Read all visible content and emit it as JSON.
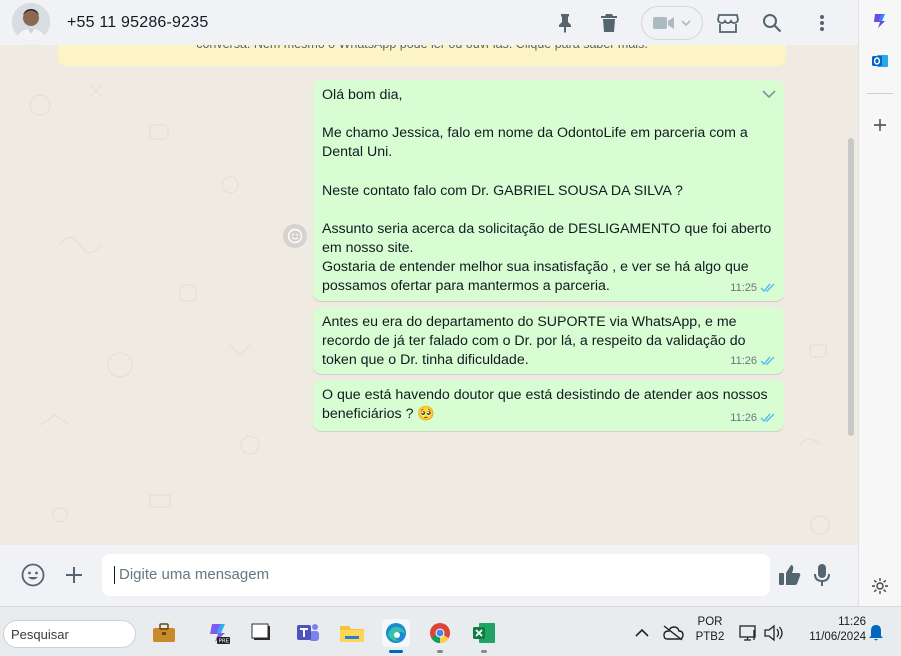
{
  "header": {
    "contact_name": "+55 11 95286-9235"
  },
  "banner": {
    "text": "conversa. Nem mesmo o WhatsApp pode ler ou ouvi-las. Clique para saber mais."
  },
  "messages": [
    {
      "lines": [
        "Olá bom dia,",
        "",
        "Me chamo Jessica, falo em nome da OdontoLife em parceria com a",
        "Dental Uni.",
        "",
        "Neste contato falo com Dr. GABRIEL SOUSA DA SILVA ?",
        "",
        "Assunto seria acerca da solicitação de DESLIGAMENTO que foi aberto",
        "em nosso site.",
        "Gostaria de entender melhor sua insatisfação , e ver se há algo que",
        "possamos ofertar para mantermos a parceria."
      ],
      "time": "11:25"
    },
    {
      "lines": [
        "Antes eu era do departamento do SUPORTE via WhatsApp, e me",
        "recordo de já ter falado com o Dr. por lá, a respeito da validação do",
        "token que o Dr. tinha dificuldade."
      ],
      "time": "11:26"
    },
    {
      "lines": [
        "O que está havendo doutor que está desistindo de atender aos nossos",
        "beneficiários ? 🥺"
      ],
      "time": "11:26"
    }
  ],
  "composer": {
    "placeholder": "Digite uma mensagem"
  },
  "taskbar": {
    "search_placeholder": "Pesquisar",
    "language": "POR",
    "layout": "PTB2",
    "time": "11:26",
    "date": "11/06/2024"
  },
  "colors": {
    "bubble_out": "#d9fdd3",
    "chat_bg": "#efeae2",
    "read_ticks": "#53bdeb",
    "banner": "#fdf4c5"
  },
  "icons": {
    "header": [
      "pin-icon",
      "trash-icon",
      "video-call-icon",
      "store-icon",
      "search-icon",
      "menu-icon"
    ],
    "composer": [
      "emoji-icon",
      "attach-plus-icon",
      "thumbs-up-icon",
      "microphone-icon"
    ],
    "sidepanel": [
      "copilot-icon",
      "outlook-icon",
      "add-icon",
      "settings-icon"
    ]
  }
}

■ **What this task involves**:
Restate the whole listing above exactly, please, omitting every image.

■ **Response**:
Read all visible content and emit it as JSON.
{
  "header": {
    "contact_name": "+55 11 95286-9235"
  },
  "banner": {
    "text": "conversa. Nem mesmo o WhatsApp pode ler ou ouvi-las. Clique para saber mais."
  },
  "messages": [
    {
      "lines": [
        "Olá bom dia,",
        "",
        "Me chamo Jessica, falo em nome da OdontoLife em parceria com a",
        "Dental Uni.",
        "",
        "Neste contato falo com Dr. GABRIEL SOUSA DA SILVA ?",
        "",
        "Assunto seria acerca da solicitação de DESLIGAMENTO que foi aberto",
        "em nosso site.",
        "Gostaria de entender melhor sua insatisfação , e ver se há algo que",
        "possamos ofertar para mantermos a parceria."
      ],
      "time": "11:25"
    },
    {
      "lines": [
        "Antes eu era do departamento do SUPORTE via WhatsApp, e me",
        "recordo de já ter falado com o Dr. por lá, a respeito da validação do",
        "token que o Dr. tinha dificuldade."
      ],
      "time": "11:26"
    },
    {
      "lines": [
        "O que está havendo doutor que está desistindo de atender aos nossos",
        "beneficiários ? 🥺"
      ],
      "time": "11:26"
    }
  ],
  "composer": {
    "placeholder": "Digite uma mensagem"
  },
  "taskbar": {
    "search_placeholder": "Pesquisar",
    "language": "POR",
    "layout": "PTB2",
    "time": "11:26",
    "date": "11/06/2024"
  },
  "colors": {
    "bubble_out": "#d9fdd3",
    "chat_bg": "#efeae2",
    "read_ticks": "#53bdeb",
    "banner": "#fdf4c5"
  },
  "icons": {
    "header": [
      "pin-icon",
      "trash-icon",
      "video-call-icon",
      "store-icon",
      "search-icon",
      "menu-icon"
    ],
    "composer": [
      "emoji-icon",
      "attach-plus-icon",
      "thumbs-up-icon",
      "microphone-icon"
    ],
    "sidepanel": [
      "copilot-icon",
      "outlook-icon",
      "add-icon",
      "settings-icon"
    ]
  }
}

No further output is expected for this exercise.